### Task to carry out
List all lines of the data containing the word "喜得千金主持词简短范例".

● ● ●

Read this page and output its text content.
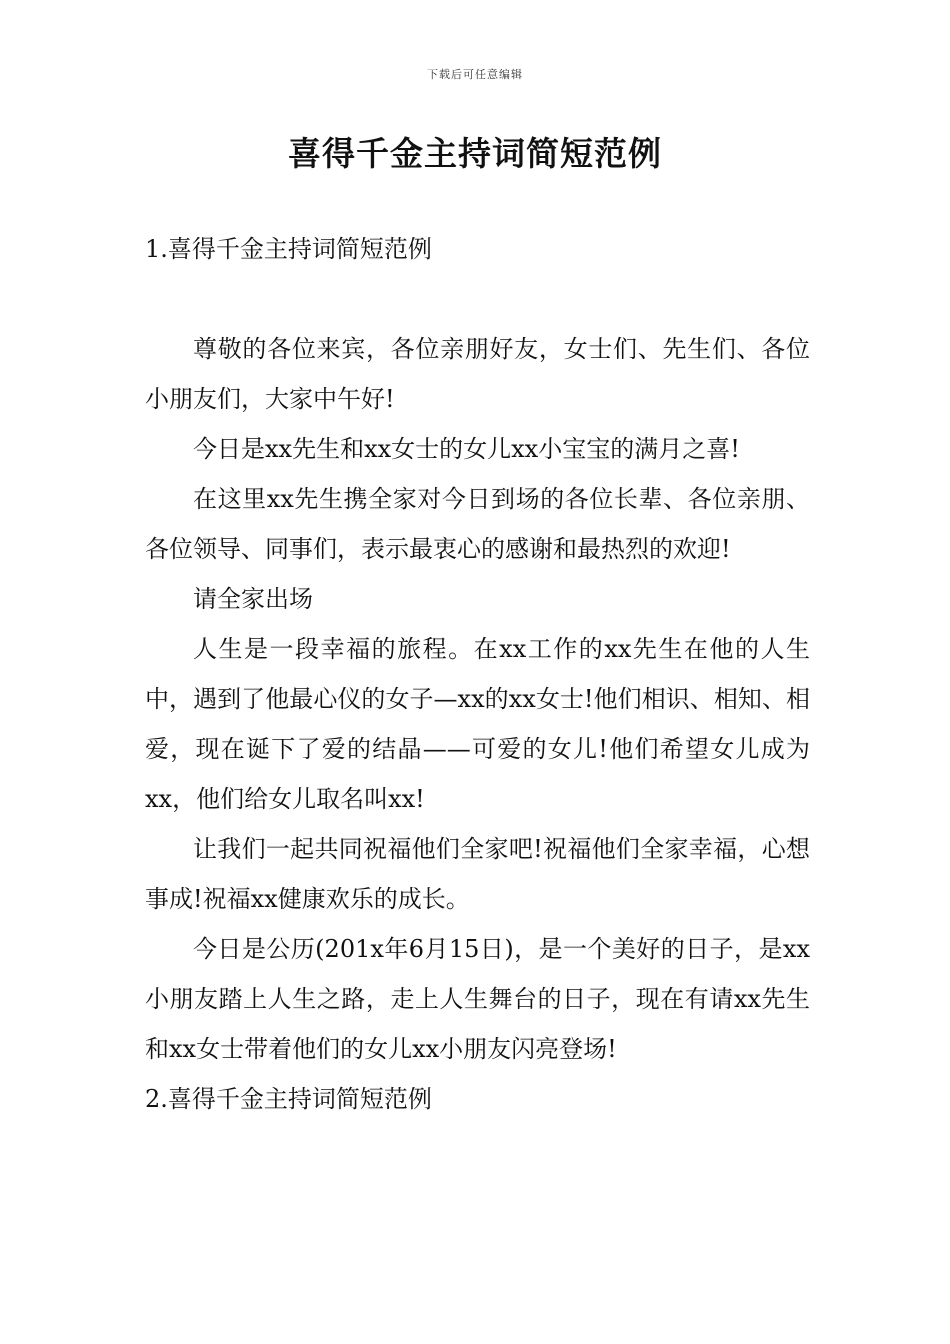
下载后可任意编辑
喜得千金主持词简短范例
1.喜得千金主持词简短范例

尊敬的各位来宾，各位亲朋好友，女士们、先生们、各位小朋友们，大家中午好!

今日是xx先生和xx女士的女儿xx小宝宝的满月之喜!

在这里xx先生携全家对今日到场的各位长辈、各位亲朋、各位领导、同事们，表示最衷心的感谢和最热烈的欢迎!

请全家出场

人生是一段幸福的旅程。在xx工作的xx先生在他的人生中，遇到了他最心仪的女子—xx的xx女士!他们相识、相知、相爱，现在诞下了爱的结晶——可爱的女儿!他们希望女儿成为xx，他们给女儿取名叫xx!

让我们一起共同祝福他们全家吧!祝福他们全家幸福，心想事成!祝福xx健康欢乐的成长。

今日是公历(201x年6月15日)，是一个美好的日子，是xx小朋友踏上人生之路，走上人生舞台的日子，现在有请xx先生和xx女士带着他们的女儿xx小朋友闪亮登场!

2.喜得千金主持词简短范例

● ● ●

### Exercise result
喜得千金主持词简短范例
1.喜得千金主持词简短范例
2.喜得千金主持词简短范例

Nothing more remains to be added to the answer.